Problem description:
Exactly as written, please repeat the data that follows, but not the pictures.

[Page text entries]
####################

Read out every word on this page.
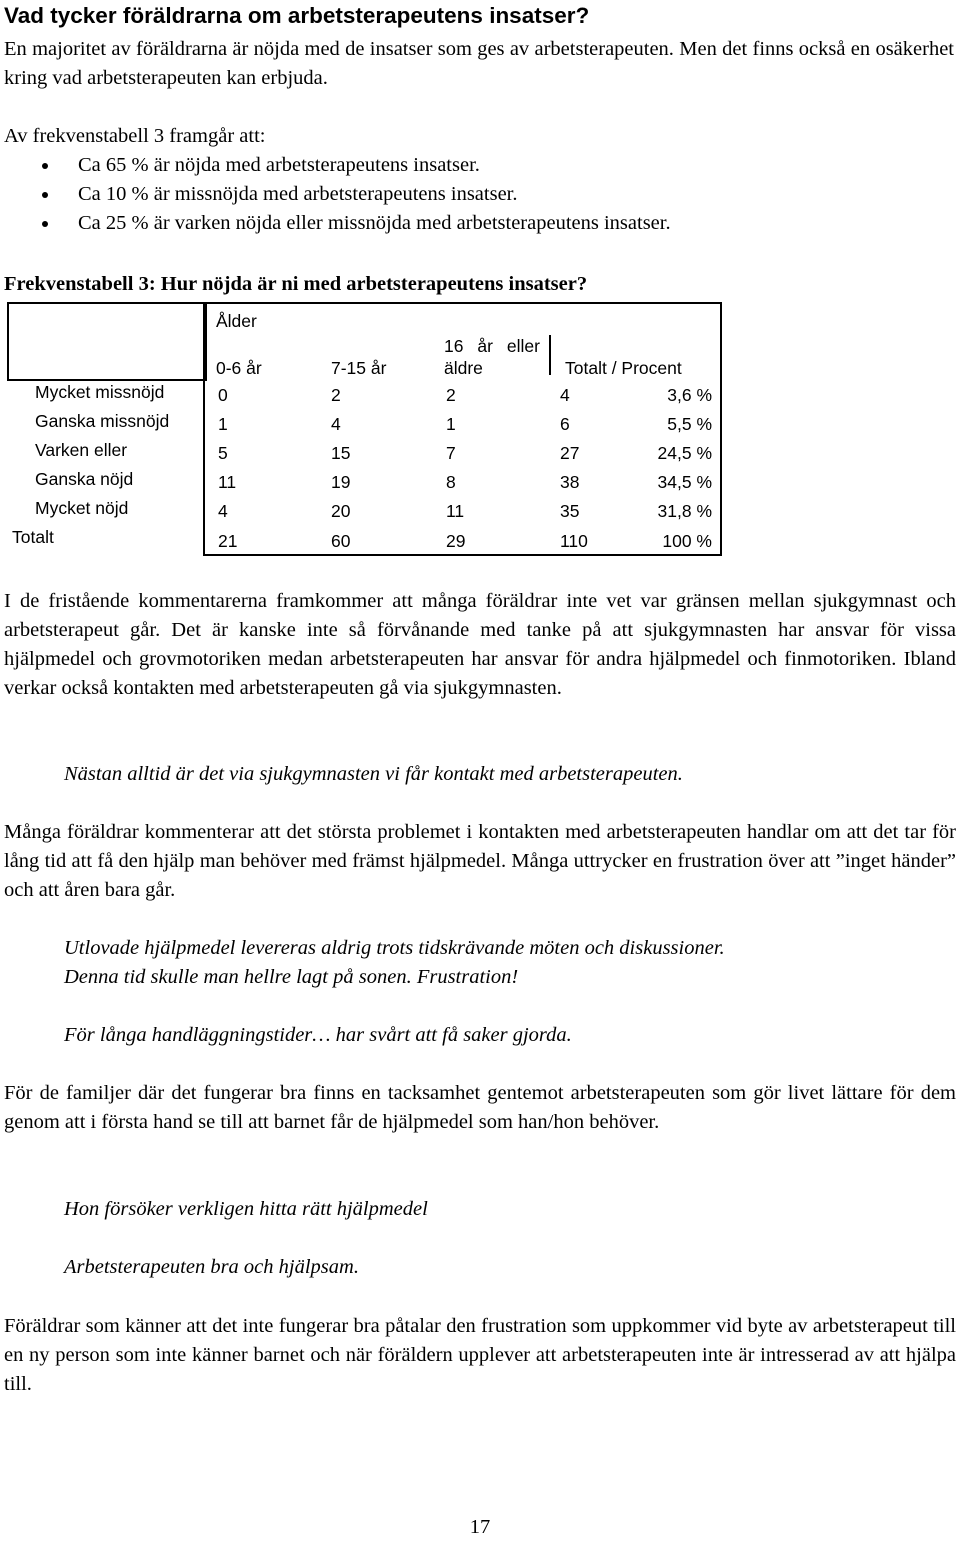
Vad tycker föräldrarna om arbetsterapeutens insatser?
En majoritet av föräldrarna är nöjda med de insatser som ges av arbetsterapeuten. Men det finns också en osäkerhet kring vad arbetsterapeuten kan erbjuda.
Av frekvenstabell 3 framgår att:
Ca 65 % är nöjda med arbetsterapeutens insatser.
Ca 10 % är missnöjda med arbetsterapeutens insatser.
Ca 25 % är varken nöjda eller missnöjda med arbetsterapeutens insatser.
Frekvenstabell 3: Hur nöjda är ni med arbetsterapeutens insatser?
Ålder
0-6 år	7-15 år
16 år eller
äldre	Totalt / Procent
Mycket missnöjd	0	2	2	4	3,6 %
Ganska missnöjd	1	4	1	6	5,5 %
Varken eller	5	15	7	27	24,5 %
Ganska nöjd	11	19	8	38	34,5 %
Mycket nöjd	4	20	11	35	31,8 %
Totalt	21	60	29	110	100 %
I de fristående kommentarerna framkommer att många föräldrar inte vet var gränsen mellan sjukgymnast och arbetsterapeut går. Det är kanske inte så förvånande med tanke på att sjukgymnasten har ansvar för vissa hjälpmedel och grovmotoriken medan arbetsterapeuten har ansvar för andra hjälpmedel och finmotoriken. Ibland verkar också kontakten med arbetsterapeuten gå via sjukgymnasten.
Nästan alltid är det via sjukgymnasten vi får kontakt med arbetsterapeuten.
Många föräldrar kommenterar att det största problemet i kontakten med arbetsterapeuten handlar om att det tar för lång tid att få den hjälp man behöver med främst hjälpmedel. Många uttrycker en frustration över att ”inget händer” och att åren bara går.
Utlovade hjälpmedel levereras aldrig trots tidskrävande möten och diskussioner.
Denna tid skulle man hellre lagt på sonen. Frustration!
För långa handläggningstider… har svårt att få saker gjorda.
För de familjer där det fungerar bra finns en tacksamhet gentemot arbetsterapeuten som gör livet lättare för dem genom att i första hand se till att barnet får de hjälpmedel som han/hon behöver.
Hon försöker verkligen hitta rätt hjälpmedel
Arbetsterapeuten bra och hjälpsam.
Föräldrar som känner att det inte fungerar bra påtalar den frustration som uppkommer vid byte av arbetsterapeut till en ny person som inte känner barnet och när föräldern upplever att arbetsterapeuten inte är intresserad av att hjälpa till.
17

####################

Task response:
Read out every word on this page.
Vad tycker föräldrarna om arbetsterapeutens insatser?
En majoritet av föräldrarna är nöjda med de insatser som ges av arbetsterapeuten. Men det finns också en osäkerhet kring vad arbetsterapeuten kan erbjuda.
Av frekvenstabell 3 framgår att:
Ca 65 % är nöjda med arbetsterapeutens insatser.
Ca 10 % är missnöjda med arbetsterapeutens insatser.
Ca 25 % är varken nöjda eller missnöjda med arbetsterapeutens insatser.
Frekvenstabell 3: Hur nöjda är ni med arbetsterapeutens insatser?
Ålder
0-6 år	7-15 år
16 år eller
äldre	Totalt / Procent
Mycket missnöjd	0	2	2	4	3,6 %
Ganska missnöjd	1	4	1	6	5,5 %
Varken eller	5	15	7	27	24,5 %
Ganska nöjd	11	19	8	38	34,5 %
Mycket nöjd	4	20	11	35	31,8 %
Totalt	21	60	29	110	100 %
I de fristående kommentarerna framkommer att många föräldrar inte vet var gränsen mellan sjukgymnast och arbetsterapeut går. Det är kanske inte så förvånande med tanke på att sjukgymnasten har ansvar för vissa hjälpmedel och grovmotoriken medan arbetsterapeuten har ansvar för andra hjälpmedel och finmotoriken. Ibland verkar också kontakten med arbetsterapeuten gå via sjukgymnasten.
Nästan alltid är det via sjukgymnasten vi får kontakt med arbetsterapeuten.
Många föräldrar kommenterar att det största problemet i kontakten med arbetsterapeuten handlar om att det tar för lång tid att få den hjälp man behöver med främst hjälpmedel. Många uttrycker en frustration över att ”inget händer” och att åren bara går.
Utlovade hjälpmedel levereras aldrig trots tidskrävande möten och diskussioner.
Denna tid skulle man hellre lagt på sonen. Frustration!
För långa handläggningstider… har svårt att få saker gjorda.
För de familjer där det fungerar bra finns en tacksamhet gentemot arbetsterapeuten som gör livet lättare för dem genom att i första hand se till att barnet får de hjälpmedel som han/hon behöver.
Hon försöker verkligen hitta rätt hjälpmedel
Arbetsterapeuten bra och hjälpsam.
Föräldrar som känner att det inte fungerar bra påtalar den frustration som uppkommer vid byte av arbetsterapeut till en ny person som inte känner barnet och när föräldern upplever att arbetsterapeuten inte är intresserad av att hjälpa till.
17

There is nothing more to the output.